Collection entries

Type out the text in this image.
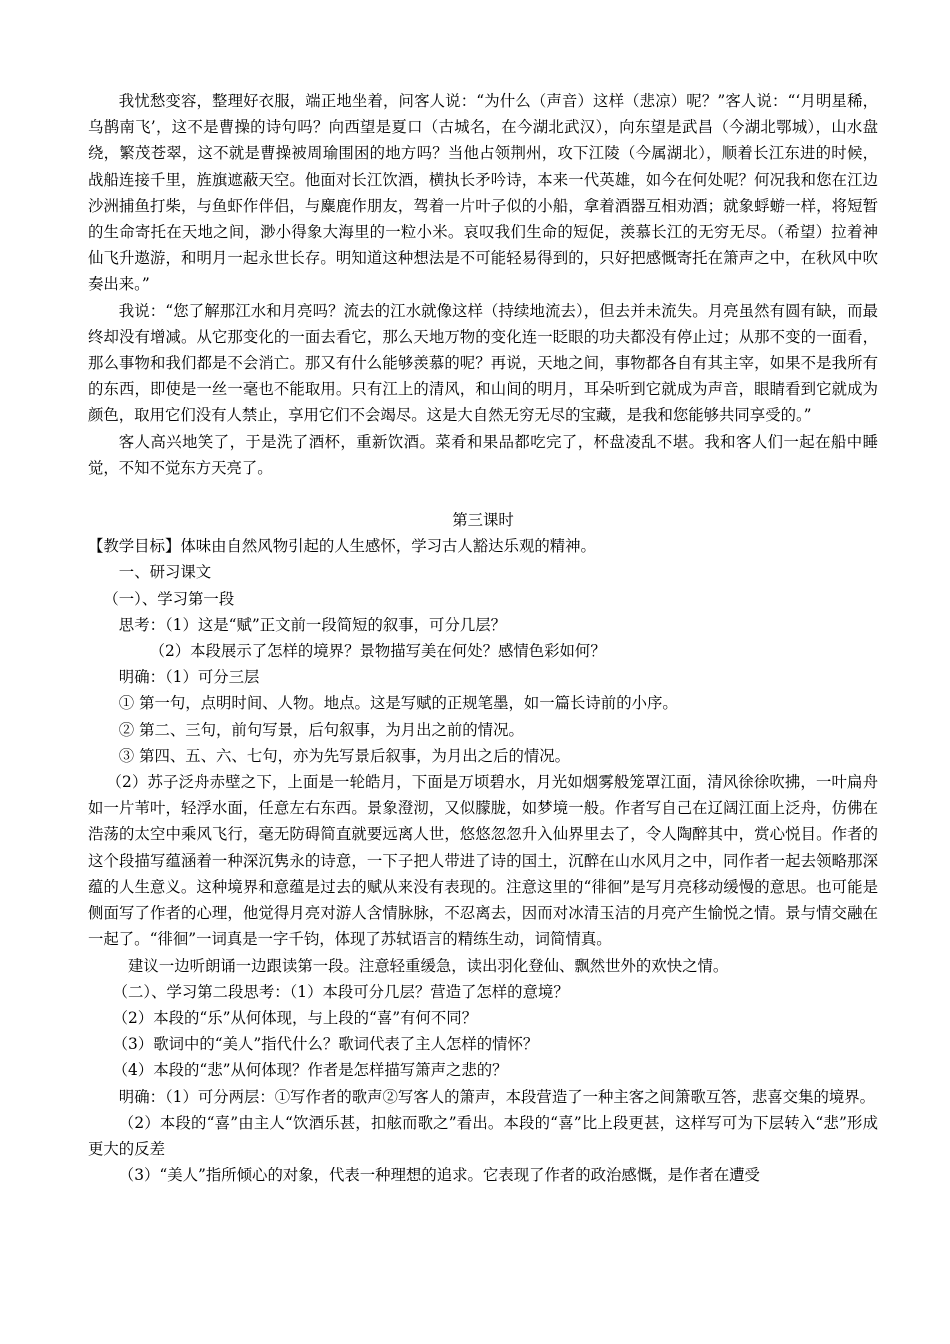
我忧愁变容，整理好衣服，端正地坐着，问客人说：“为什么（声音）这样（悲凉）呢？”客人说：“‘月明星稀，乌鹊南飞’，这不是曹操的诗句吗？向西望是夏口（古城名，在今湖北武汉），向东望是武昌（今湖北鄂城），山水盘绕，繁茂苍翠，这不就是曹操被周瑜围困的地方吗？当他占领荆州，攻下江陵（今属湖北），顺着长江东进的时候，战船连接千里，旌旗遮蔽天空。他面对长江饮酒，横执长矛吟诗，本来一代英雄，如今在何处呢？何况我和您在江边沙洲捕鱼打柴，与鱼虾作伴侣，与麋鹿作朋友，驾着一片叶子似的小船，拿着酒器互相劝酒；就象蜉蝣一样，将短暂的生命寄托在天地之间，渺小得象大海里的一粒小米。哀叹我们生命的短促，羡慕长江的无穷无尽。（希望）拉着神仙飞升遨游，和明月一起永世长存。明知道这种想法是不可能轻易得到的，只好把感慨寄托在箫声之中，在秋风中吹奏出来。”

我说：“您了解那江水和月亮吗？流去的江水就像这样（持续地流去），但去并未流失。月亮虽然有圆有缺，而最终却没有增减。从它那变化的一面去看它，那么天地万物的变化连一眨眼的功夫都没有停止过；从那不变的一面看，那么事物和我们都是不会消亡。那又有什么能够羡慕的呢？再说，天地之间，事物都各自有其主宰，如果不是我所有的东西，即使是一丝一毫也不能取用。只有江上的清风，和山间的明月，耳朵听到它就成为声音，眼睛看到它就成为颜色，取用它们没有人禁止，享用它们不会竭尽。这是大自然无穷无尽的宝藏，是我和您能够共同享受的。”

客人高兴地笑了，于是洗了酒杯，重新饮酒。菜肴和果品都吃完了，杯盘凌乱不堪。我和客人们一起在船中睡觉，不知不觉东方天亮了。

第三课时

【教学目标】体味由自然风物引起的人生感怀，学习古人豁达乐观的精神。

一、研习课文

（一）、学习第一段

思考：（1）这是“赋”正文前一段简短的叙事，可分几层？

（2）本段展示了怎样的境界？景物描写美在何处？感情色彩如何？

明确：（1）可分三层

① 第一句，点明时间、人物。地点。这是写赋的正规笔墨，如一篇长诗前的小序。

② 第二、三句，前句写景，后句叙事，为月出之前的情况。

③ 第四、五、六、七句，亦为先写景后叙事，为月出之后的情况。

（2）苏子泛舟赤壁之下，上面是一轮皓月，下面是万顷碧水，月光如烟雾般笼罩江面，清风徐徐吹拂，一叶扁舟如一片苇叶，轻浮水面，任意左右东西。景象澄沏，又似朦胧，如梦境一般。作者写自己在辽阔江面上泛舟，仿佛在浩荡的太空中乘风飞行，毫无防碍简直就要远离人世，悠悠忽忽升入仙界里去了，令人陶醉其中，赏心悦目。作者的这个段描写蕴涵着一种深沉隽永的诗意，一下子把人带进了诗的国土，沉醉在山水风月之中，同作者一起去领略那深蕴的人生意义。这种境界和意蕴是过去的赋从来没有表现的。注意这里的“徘徊”是写月亮移动缓慢的意思。也可能是侧面写了作者的心理，他觉得月亮对游人含情脉脉，不忍离去，因而对冰清玉洁的月亮产生愉悦之情。景与情交融在一起了。“徘徊”一词真是一字千钧，体现了苏轼语言的精练生动，词简情真。

建议一边听朗诵一边跟读第一段。注意轻重缓急，读出羽化登仙、飘然世外的欢快之情。

（二）、学习第二段思考：（1）本段可分几层？营造了怎样的意境？

（2）本段的“乐”从何体现，与上段的“喜”有何不同？

（3）歌词中的“美人”指代什么？歌词代表了主人怎样的情怀？

（4）本段的“悲”从何体现？作者是怎样描写箫声之悲的？

明确：（1）可分两层：①写作者的歌声②写客人的箫声，本段营造了一种主客之间箫歌互答，悲喜交集的境界。

（2）本段的“喜”由主人“饮酒乐甚，扣舷而歌之”看出。本段的“喜”比上段更甚，这样写可为下层转入“悲”形成更大的反差

（3）“美人”指所倾心的对象，代表一种理想的追求。它表现了作者的政治感慨，是作者在遭受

REQUIRED WORK ▸
Pictures are to be left out; all else in the entries above is to be quoted exactly.

SOLUTION ▸
Type out the text in this image.
我忧愁变容，整理好衣服，端正地坐着，问客人说：“为什么（声音）这样（悲凉）呢？”客人说：“‘月明星稀，乌鹊南飞’，这不是曹操的诗句吗？向西望是夏口（古城名，在今湖北武汉），向东望是武昌（今湖北鄂城），山水盘绕，繁茂苍翠，这不就是曹操被周瑜围困的地方吗？当他占领荆州，攻下江陵（今属湖北），顺着长江东进的时候，战船连接千里，旌旗遮蔽天空。他面对长江饮酒，横执长矛吟诗，本来一代英雄，如今在何处呢？何况我和您在江边沙洲捕鱼打柴，与鱼虾作伴侣，与麋鹿作朋友，驾着一片叶子似的小船，拿着酒器互相劝酒；就象蜉蝣一样，将短暂的生命寄托在天地之间，渺小得象大海里的一粒小米。哀叹我们生命的短促，羡慕长江的无穷无尽。（希望）拉着神仙飞升遨游，和明月一起永世长存。明知道这种想法是不可能轻易得到的，只好把感慨寄托在箫声之中，在秋风中吹奏出来。”

我说：“您了解那江水和月亮吗？流去的江水就像这样（持续地流去），但去并未流失。月亮虽然有圆有缺，而最终却没有增减。从它那变化的一面去看它，那么天地万物的变化连一眨眼的功夫都没有停止过；从那不变的一面看，那么事物和我们都是不会消亡。那又有什么能够羡慕的呢？再说，天地之间，事物都各自有其主宰，如果不是我所有的东西，即使是一丝一毫也不能取用。只有江上的清风，和山间的明月，耳朵听到它就成为声音，眼睛看到它就成为颜色，取用它们没有人禁止，享用它们不会竭尽。这是大自然无穷无尽的宝藏，是我和您能够共同享受的。”

客人高兴地笑了，于是洗了酒杯，重新饮酒。菜肴和果品都吃完了，杯盘凌乱不堪。我和客人们一起在船中睡觉，不知不觉东方天亮了。

第三课时

【教学目标】体味由自然风物引起的人生感怀，学习古人豁达乐观的精神。

一、研习课文

（一）、学习第一段

思考：（1）这是“赋”正文前一段简短的叙事，可分几层？

（2）本段展示了怎样的境界？景物描写美在何处？感情色彩如何？

明确：（1）可分三层

① 第一句，点明时间、人物。地点。这是写赋的正规笔墨，如一篇长诗前的小序。

② 第二、三句，前句写景，后句叙事，为月出之前的情况。

③ 第四、五、六、七句，亦为先写景后叙事，为月出之后的情况。

（2）苏子泛舟赤壁之下，上面是一轮皓月，下面是万顷碧水，月光如烟雾般笼罩江面，清风徐徐吹拂，一叶扁舟如一片苇叶，轻浮水面，任意左右东西。景象澄沏，又似朦胧，如梦境一般。作者写自己在辽阔江面上泛舟，仿佛在浩荡的太空中乘风飞行，毫无防碍简直就要远离人世，悠悠忽忽升入仙界里去了，令人陶醉其中，赏心悦目。作者的这个段描写蕴涵着一种深沉隽永的诗意，一下子把人带进了诗的国土，沉醉在山水风月之中，同作者一起去领略那深蕴的人生意义。这种境界和意蕴是过去的赋从来没有表现的。注意这里的“徘徊”是写月亮移动缓慢的意思。也可能是侧面写了作者的心理，他觉得月亮对游人含情脉脉，不忍离去，因而对冰清玉洁的月亮产生愉悦之情。景与情交融在一起了。“徘徊”一词真是一字千钧，体现了苏轼语言的精练生动，词简情真。

建议一边听朗诵一边跟读第一段。注意轻重缓急，读出羽化登仙、飘然世外的欢快之情。

（二）、学习第二段思考：（1）本段可分几层？营造了怎样的意境？

（2）本段的“乐”从何体现，与上段的“喜”有何不同？

（3）歌词中的“美人”指代什么？歌词代表了主人怎样的情怀？

（4）本段的“悲”从何体现？作者是怎样描写箫声之悲的？

明确：（1）可分两层：①写作者的歌声②写客人的箫声，本段营造了一种主客之间箫歌互答，悲喜交集的境界。

（2）本段的“喜”由主人“饮酒乐甚，扣舷而歌之”看出。本段的“喜”比上段更甚，这样写可为下层转入“悲”形成更大的反差

（3）“美人”指所倾心的对象，代表一种理想的追求。它表现了作者的政治感慨，是作者在遭受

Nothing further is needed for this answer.